Below are some records. Count the lines with "data" in them and give nothing but the total.
--- Start Raw records ---
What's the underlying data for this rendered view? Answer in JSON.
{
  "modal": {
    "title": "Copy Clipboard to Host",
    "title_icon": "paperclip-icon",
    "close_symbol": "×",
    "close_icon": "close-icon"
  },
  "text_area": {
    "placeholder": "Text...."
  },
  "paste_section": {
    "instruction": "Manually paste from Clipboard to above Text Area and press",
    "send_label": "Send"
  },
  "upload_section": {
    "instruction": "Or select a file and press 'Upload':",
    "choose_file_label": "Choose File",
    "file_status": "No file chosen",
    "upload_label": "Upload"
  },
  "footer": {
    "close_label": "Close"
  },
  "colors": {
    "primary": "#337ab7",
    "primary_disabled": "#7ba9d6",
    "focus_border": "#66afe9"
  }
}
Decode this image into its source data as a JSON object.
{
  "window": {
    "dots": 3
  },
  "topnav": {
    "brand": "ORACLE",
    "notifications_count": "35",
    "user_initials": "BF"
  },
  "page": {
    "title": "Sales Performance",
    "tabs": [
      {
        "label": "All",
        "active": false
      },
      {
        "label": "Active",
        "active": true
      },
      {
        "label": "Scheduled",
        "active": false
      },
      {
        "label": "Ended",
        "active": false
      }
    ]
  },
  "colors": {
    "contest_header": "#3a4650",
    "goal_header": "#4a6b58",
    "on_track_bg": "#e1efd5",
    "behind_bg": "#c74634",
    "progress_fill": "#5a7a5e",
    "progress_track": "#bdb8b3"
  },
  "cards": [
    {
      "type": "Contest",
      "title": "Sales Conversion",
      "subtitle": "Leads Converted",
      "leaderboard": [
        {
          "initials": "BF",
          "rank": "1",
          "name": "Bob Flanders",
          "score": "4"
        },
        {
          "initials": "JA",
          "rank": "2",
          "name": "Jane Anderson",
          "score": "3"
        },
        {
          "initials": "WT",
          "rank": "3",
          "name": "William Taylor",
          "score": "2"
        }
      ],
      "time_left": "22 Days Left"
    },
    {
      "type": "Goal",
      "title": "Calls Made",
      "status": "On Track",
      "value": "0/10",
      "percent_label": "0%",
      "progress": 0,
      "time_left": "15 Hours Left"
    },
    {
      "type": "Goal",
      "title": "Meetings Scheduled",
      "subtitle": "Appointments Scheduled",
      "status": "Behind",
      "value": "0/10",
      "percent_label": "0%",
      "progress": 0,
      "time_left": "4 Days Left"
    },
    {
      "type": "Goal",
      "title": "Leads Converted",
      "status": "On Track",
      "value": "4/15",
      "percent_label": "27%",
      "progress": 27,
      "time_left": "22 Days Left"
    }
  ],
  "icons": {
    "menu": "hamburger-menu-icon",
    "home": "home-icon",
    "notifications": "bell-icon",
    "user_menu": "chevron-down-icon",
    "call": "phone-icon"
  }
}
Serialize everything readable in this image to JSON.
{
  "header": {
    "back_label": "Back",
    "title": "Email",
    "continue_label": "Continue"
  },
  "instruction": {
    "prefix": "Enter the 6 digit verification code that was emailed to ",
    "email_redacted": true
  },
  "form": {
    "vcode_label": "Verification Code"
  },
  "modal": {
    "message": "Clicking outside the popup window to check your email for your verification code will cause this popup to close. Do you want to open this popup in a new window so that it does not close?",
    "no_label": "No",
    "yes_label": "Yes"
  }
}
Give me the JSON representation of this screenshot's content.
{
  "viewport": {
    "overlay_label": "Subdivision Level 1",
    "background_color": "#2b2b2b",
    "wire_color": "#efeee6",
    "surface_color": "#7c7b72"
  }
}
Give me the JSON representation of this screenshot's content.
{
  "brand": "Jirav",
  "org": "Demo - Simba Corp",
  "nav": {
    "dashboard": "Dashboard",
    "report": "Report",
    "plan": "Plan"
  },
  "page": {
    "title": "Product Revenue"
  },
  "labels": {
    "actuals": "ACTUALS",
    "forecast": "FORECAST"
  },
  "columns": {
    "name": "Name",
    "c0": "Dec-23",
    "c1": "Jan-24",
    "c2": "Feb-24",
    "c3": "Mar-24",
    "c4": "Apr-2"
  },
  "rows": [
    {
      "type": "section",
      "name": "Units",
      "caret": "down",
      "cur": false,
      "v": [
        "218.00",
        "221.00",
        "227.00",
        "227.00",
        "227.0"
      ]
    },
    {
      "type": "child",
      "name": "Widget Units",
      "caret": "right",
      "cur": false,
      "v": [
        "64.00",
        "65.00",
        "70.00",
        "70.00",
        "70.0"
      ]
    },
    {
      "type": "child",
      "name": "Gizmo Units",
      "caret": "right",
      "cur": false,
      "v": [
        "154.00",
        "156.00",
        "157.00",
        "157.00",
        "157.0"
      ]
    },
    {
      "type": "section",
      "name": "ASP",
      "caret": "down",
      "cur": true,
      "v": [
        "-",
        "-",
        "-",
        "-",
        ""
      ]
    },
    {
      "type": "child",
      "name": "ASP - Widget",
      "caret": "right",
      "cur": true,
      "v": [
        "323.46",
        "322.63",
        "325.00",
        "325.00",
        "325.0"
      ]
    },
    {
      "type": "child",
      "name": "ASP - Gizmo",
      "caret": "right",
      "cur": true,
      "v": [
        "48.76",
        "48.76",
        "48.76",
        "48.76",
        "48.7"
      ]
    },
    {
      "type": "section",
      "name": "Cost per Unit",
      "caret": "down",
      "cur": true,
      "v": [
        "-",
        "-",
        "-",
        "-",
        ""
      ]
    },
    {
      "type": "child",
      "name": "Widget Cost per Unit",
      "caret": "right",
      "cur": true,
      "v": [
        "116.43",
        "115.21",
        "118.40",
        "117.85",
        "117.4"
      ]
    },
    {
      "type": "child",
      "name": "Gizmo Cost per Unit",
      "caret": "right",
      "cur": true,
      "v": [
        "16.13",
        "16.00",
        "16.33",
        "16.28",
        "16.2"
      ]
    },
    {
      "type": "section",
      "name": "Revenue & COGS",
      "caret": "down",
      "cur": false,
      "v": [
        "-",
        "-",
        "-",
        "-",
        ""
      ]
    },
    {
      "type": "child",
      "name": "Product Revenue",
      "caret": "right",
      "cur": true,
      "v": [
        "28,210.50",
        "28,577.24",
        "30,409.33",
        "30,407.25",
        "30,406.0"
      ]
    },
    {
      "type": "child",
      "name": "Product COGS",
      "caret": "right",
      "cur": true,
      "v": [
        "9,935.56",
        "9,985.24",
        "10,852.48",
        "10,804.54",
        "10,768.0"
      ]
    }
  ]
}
--- End Raw records ---
● **Correct result**
2